_The task_
Write the material out again exactly as it stands.

_Information provided_
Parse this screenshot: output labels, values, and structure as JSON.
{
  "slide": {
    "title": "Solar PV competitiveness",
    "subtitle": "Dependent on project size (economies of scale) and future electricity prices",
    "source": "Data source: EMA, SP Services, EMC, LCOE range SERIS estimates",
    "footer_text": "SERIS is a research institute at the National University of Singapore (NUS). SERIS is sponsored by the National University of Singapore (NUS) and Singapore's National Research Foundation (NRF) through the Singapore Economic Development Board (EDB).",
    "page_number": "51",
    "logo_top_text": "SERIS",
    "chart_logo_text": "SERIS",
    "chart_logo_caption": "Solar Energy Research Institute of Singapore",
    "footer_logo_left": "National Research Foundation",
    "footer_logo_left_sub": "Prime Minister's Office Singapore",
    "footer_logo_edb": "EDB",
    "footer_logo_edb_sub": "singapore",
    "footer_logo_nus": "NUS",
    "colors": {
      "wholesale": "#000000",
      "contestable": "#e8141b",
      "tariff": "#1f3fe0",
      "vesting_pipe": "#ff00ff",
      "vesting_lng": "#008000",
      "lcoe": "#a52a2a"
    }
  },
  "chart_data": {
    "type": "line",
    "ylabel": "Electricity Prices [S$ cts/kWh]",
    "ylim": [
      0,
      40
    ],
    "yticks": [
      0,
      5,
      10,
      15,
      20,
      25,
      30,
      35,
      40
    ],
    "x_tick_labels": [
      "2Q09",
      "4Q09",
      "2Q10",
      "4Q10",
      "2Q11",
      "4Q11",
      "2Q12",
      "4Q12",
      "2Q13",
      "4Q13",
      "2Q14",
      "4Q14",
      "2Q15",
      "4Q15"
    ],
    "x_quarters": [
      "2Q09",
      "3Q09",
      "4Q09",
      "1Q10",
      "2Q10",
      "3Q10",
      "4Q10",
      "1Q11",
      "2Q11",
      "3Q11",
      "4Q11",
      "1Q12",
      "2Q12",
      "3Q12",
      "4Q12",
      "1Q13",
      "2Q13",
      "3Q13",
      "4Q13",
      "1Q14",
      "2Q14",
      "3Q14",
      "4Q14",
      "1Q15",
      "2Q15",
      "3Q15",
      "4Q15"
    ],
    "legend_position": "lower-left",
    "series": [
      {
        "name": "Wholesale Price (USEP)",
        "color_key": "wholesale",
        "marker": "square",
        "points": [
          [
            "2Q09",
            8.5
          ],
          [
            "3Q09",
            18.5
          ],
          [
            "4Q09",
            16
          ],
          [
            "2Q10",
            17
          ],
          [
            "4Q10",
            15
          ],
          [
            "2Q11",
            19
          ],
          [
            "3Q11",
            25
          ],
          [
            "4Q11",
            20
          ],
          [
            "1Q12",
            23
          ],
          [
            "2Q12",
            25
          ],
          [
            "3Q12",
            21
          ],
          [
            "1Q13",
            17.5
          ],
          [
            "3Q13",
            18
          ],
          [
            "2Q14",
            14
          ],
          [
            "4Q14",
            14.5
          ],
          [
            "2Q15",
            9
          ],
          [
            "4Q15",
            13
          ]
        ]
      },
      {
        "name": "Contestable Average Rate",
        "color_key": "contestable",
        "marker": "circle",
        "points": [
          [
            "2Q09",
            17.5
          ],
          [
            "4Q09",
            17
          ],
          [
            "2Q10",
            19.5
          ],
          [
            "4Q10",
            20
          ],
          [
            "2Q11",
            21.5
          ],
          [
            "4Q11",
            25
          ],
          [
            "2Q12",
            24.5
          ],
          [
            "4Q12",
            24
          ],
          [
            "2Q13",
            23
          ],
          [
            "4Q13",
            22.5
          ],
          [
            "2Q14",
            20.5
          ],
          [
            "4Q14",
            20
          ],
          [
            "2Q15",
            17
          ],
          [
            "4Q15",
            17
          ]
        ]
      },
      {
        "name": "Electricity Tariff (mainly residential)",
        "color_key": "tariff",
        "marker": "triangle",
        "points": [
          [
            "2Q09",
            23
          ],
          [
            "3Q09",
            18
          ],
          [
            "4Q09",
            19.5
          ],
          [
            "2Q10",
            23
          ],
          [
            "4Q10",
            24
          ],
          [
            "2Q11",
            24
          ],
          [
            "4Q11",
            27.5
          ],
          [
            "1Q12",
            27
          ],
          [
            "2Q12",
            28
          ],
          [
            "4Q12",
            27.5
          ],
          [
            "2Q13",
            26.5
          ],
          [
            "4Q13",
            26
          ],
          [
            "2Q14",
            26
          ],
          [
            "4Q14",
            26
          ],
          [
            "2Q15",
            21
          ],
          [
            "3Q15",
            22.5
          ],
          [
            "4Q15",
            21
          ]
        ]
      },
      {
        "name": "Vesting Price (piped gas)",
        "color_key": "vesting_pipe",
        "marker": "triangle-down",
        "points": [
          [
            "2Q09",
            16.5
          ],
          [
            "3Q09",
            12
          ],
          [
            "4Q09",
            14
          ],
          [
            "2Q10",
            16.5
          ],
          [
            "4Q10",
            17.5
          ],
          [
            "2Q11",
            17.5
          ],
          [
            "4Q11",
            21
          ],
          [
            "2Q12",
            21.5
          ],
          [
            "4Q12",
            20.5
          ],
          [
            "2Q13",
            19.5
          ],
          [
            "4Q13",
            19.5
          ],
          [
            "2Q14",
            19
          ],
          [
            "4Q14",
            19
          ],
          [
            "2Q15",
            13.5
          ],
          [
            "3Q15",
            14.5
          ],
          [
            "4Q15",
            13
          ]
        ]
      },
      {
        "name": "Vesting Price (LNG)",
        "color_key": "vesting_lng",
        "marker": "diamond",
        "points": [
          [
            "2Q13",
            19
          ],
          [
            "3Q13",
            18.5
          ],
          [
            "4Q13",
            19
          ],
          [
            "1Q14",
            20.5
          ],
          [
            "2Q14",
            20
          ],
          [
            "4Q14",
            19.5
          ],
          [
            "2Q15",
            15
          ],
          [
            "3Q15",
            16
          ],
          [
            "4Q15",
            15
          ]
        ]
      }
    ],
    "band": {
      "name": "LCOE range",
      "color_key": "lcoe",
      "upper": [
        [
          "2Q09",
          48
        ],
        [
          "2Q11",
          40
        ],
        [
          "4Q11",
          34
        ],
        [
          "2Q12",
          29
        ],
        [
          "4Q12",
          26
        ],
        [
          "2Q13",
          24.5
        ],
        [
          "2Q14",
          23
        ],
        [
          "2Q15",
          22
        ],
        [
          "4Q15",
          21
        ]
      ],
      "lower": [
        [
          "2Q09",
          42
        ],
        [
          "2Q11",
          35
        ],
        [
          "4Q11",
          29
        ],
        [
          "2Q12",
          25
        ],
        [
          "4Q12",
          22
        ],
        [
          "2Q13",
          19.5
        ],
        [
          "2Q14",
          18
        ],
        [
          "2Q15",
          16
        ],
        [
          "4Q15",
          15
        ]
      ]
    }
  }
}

_Task result_
Parse this screenshot: output labels, values, and structure as JSON.
{
  "slide": {
    "title": "Solar PV competitiveness",
    "subtitle": "Dependent on project size (economies of scale) and future electricity prices",
    "source": "Data source: EMA, SP Services, EMC, LCOE range SERIS estimates",
    "footer_text": "SERIS is a research institute at the National University of Singapore (NUS). SERIS is sponsored by the National University of Singapore (NUS) and Singapore's National Research Foundation (NRF) through the Singapore Economic Development Board (EDB).",
    "page_number": "51",
    "logo_top_text": "SERIS",
    "chart_logo_text": "SERIS",
    "chart_logo_caption": "Solar Energy Research Institute of Singapore",
    "footer_logo_left": "National Research Foundation",
    "footer_logo_left_sub": "Prime Minister's Office Singapore",
    "footer_logo_edb": "EDB",
    "footer_logo_edb_sub": "singapore",
    "footer_logo_nus": "NUS",
    "colors": {
      "wholesale": "#000000",
      "contestable": "#e8141b",
      "tariff": "#1f3fe0",
      "vesting_pipe": "#ff00ff",
      "vesting_lng": "#008000",
      "lcoe": "#a52a2a"
    }
  },
  "chart_data": {
    "type": "line",
    "ylabel": "Electricity Prices [S$ cts/kWh]",
    "ylim": [
      0,
      40
    ],
    "yticks": [
      0,
      5,
      10,
      15,
      20,
      25,
      30,
      35,
      40
    ],
    "x_tick_labels": [
      "2Q09",
      "4Q09",
      "2Q10",
      "4Q10",
      "2Q11",
      "4Q11",
      "2Q12",
      "4Q12",
      "2Q13",
      "4Q13",
      "2Q14",
      "4Q14",
      "2Q15",
      "4Q15"
    ],
    "x_quarters": [
      "2Q09",
      "3Q09",
      "4Q09",
      "1Q10",
      "2Q10",
      "3Q10",
      "4Q10",
      "1Q11",
      "2Q11",
      "3Q11",
      "4Q11",
      "1Q12",
      "2Q12",
      "3Q12",
      "4Q12",
      "1Q13",
      "2Q13",
      "3Q13",
      "4Q13",
      "1Q14",
      "2Q14",
      "3Q14",
      "4Q14",
      "1Q15",
      "2Q15",
      "3Q15",
      "4Q15"
    ],
    "legend_position": "lower-left",
    "series": [
      {
        "name": "Wholesale Price (USEP)",
        "color_key": "wholesale",
        "marker": "square",
        "points": [
          [
            "2Q09",
            8.5
          ],
          [
            "3Q09",
            18.5
          ],
          [
            "4Q09",
            16
          ],
          [
            "2Q10",
            17
          ],
          [
            "4Q10",
            15
          ],
          [
            "2Q11",
            19
          ],
          [
            "3Q11",
            25
          ],
          [
            "4Q11",
            20
          ],
          [
            "1Q12",
            23
          ],
          [
            "2Q12",
            25
          ],
          [
            "3Q12",
            21
          ],
          [
            "1Q13",
            17.5
          ],
          [
            "3Q13",
            18
          ],
          [
            "2Q14",
            14
          ],
          [
            "4Q14",
            14.5
          ],
          [
            "2Q15",
            9
          ],
          [
            "4Q15",
            13
          ]
        ]
      },
      {
        "name": "Contestable Average Rate",
        "color_key": "contestable",
        "marker": "circle",
        "points": [
          [
            "2Q09",
            17.5
          ],
          [
            "4Q09",
            17
          ],
          [
            "2Q10",
            19.5
          ],
          [
            "4Q10",
            20
          ],
          [
            "2Q11",
            21.5
          ],
          [
            "4Q11",
            25
          ],
          [
            "2Q12",
            24.5
          ],
          [
            "4Q12",
            24
          ],
          [
            "2Q13",
            23
          ],
          [
            "4Q13",
            22.5
          ],
          [
            "2Q14",
            20.5
          ],
          [
            "4Q14",
            20
          ],
          [
            "2Q15",
            17
          ],
          [
            "4Q15",
            17
          ]
        ]
      },
      {
        "name": "Electricity Tariff (mainly residential)",
        "color_key": "tariff",
        "marker": "triangle",
        "points": [
          [
            "2Q09",
            23
          ],
          [
            "3Q09",
            18
          ],
          [
            "4Q09",
            19.5
          ],
          [
            "2Q10",
            23
          ],
          [
            "4Q10",
            24
          ],
          [
            "2Q11",
            24
          ],
          [
            "4Q11",
            27.5
          ],
          [
            "1Q12",
            27
          ],
          [
            "2Q12",
            28
          ],
          [
            "4Q12",
            27.5
          ],
          [
            "2Q13",
            26.5
          ],
          [
            "4Q13",
            26
          ],
          [
            "2Q14",
            26
          ],
          [
            "4Q14",
            26
          ],
          [
            "2Q15",
            21
          ],
          [
            "3Q15",
            22.5
          ],
          [
            "4Q15",
            21
          ]
        ]
      },
      {
        "name": "Vesting Price (piped gas)",
        "color_key": "vesting_pipe",
        "marker": "triangle-down",
        "points": [
          [
            "2Q09",
            16.5
          ],
          [
            "3Q09",
            12
          ],
          [
            "4Q09",
            14
          ],
          [
            "2Q10",
            16.5
          ],
          [
            "4Q10",
            17.5
          ],
          [
            "2Q11",
            17.5
          ],
          [
            "4Q11",
            21
          ],
          [
            "2Q12",
            21.5
          ],
          [
            "4Q12",
            20.5
          ],
          [
            "2Q13",
            19.5
          ],
          [
            "4Q13",
            19.5
          ],
          [
            "2Q14",
            19
          ],
          [
            "4Q14",
            19
          ],
          [
            "2Q15",
            13.5
          ],
          [
            "3Q15",
            14.5
          ],
          [
            "4Q15",
            13
          ]
        ]
      },
      {
        "name": "Vesting Price (LNG)",
        "color_key": "vesting_lng",
        "marker": "diamond",
        "points": [
          [
            "2Q13",
            19
          ],
          [
            "3Q13",
            18.5
          ],
          [
            "4Q13",
            19
          ],
          [
            "1Q14",
            20.5
          ],
          [
            "2Q14",
            20
          ],
          [
            "4Q14",
            19.5
          ],
          [
            "2Q15",
            15
          ],
          [
            "3Q15",
            16
          ],
          [
            "4Q15",
            15
          ]
        ]
      }
    ],
    "band": {
      "name": "LCOE range",
      "color_key": "lcoe",
      "upper": [
        [
          "2Q09",
          48
        ],
        [
          "2Q11",
          40
        ],
        [
          "4Q11",
          34
        ],
        [
          "2Q12",
          29
        ],
        [
          "4Q12",
          26
        ],
        [
          "2Q13",
          24.5
        ],
        [
          "2Q14",
          23
        ],
        [
          "2Q15",
          22
        ],
        [
          "4Q15",
          21
        ]
      ],
      "lower": [
        [
          "2Q09",
          42
        ],
        [
          "2Q11",
          35
        ],
        [
          "4Q11",
          29
        ],
        [
          "2Q12",
          25
        ],
        [
          "4Q12",
          22
        ],
        [
          "2Q13",
          19.5
        ],
        [
          "2Q14",
          18
        ],
        [
          "2Q15",
          16
        ],
        [
          "4Q15",
          15
        ]
      ]
    }
  }
}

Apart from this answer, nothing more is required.